— START Extracted data —
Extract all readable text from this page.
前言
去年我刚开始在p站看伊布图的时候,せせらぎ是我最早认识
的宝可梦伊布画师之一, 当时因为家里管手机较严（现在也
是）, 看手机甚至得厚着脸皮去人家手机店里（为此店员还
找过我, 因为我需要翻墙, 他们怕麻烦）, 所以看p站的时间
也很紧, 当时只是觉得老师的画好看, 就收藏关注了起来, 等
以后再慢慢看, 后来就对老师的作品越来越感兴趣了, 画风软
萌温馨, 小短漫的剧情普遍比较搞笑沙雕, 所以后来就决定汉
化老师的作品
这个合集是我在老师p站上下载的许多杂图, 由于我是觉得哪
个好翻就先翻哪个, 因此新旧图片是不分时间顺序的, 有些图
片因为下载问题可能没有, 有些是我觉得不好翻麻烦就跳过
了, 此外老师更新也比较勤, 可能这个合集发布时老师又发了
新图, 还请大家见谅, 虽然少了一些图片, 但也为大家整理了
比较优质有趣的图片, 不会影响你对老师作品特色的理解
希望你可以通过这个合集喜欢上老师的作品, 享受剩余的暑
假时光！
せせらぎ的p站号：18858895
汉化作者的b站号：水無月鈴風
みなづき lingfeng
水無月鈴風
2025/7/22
— END Extracted data —
- [Set problem] Write the data from above out again, exactly.

- [Solved problem]
Extract all readable text from this page.
前言
去年我刚开始在p站看伊布图的时候,せせらぎ是我最早认识
的宝可梦伊布画师之一, 当时因为家里管手机较严（现在也
是）, 看手机甚至得厚着脸皮去人家手机店里（为此店员还
找过我, 因为我需要翻墙, 他们怕麻烦）, 所以看p站的时间
也很紧, 当时只是觉得老师的画好看, 就收藏关注了起来, 等
以后再慢慢看, 后来就对老师的作品越来越感兴趣了, 画风软
萌温馨, 小短漫的剧情普遍比较搞笑沙雕, 所以后来就决定汉
化老师的作品
这个合集是我在老师p站上下载的许多杂图, 由于我是觉得哪
个好翻就先翻哪个, 因此新旧图片是不分时间顺序的, 有些图
片因为下载问题可能没有, 有些是我觉得不好翻麻烦就跳过
了, 此外老师更新也比较勤, 可能这个合集发布时老师又发了
新图, 还请大家见谅, 虽然少了一些图片, 但也为大家整理了
比较优质有趣的图片, 不会影响你对老师作品特色的理解
希望你可以通过这个合集喜欢上老师的作品, 享受剩余的暑
假时光！
せせらぎ的p站号：18858895
汉化作者的b站号：水無月鈴風
みなづき lingfeng
水無月鈴風
2025/7/22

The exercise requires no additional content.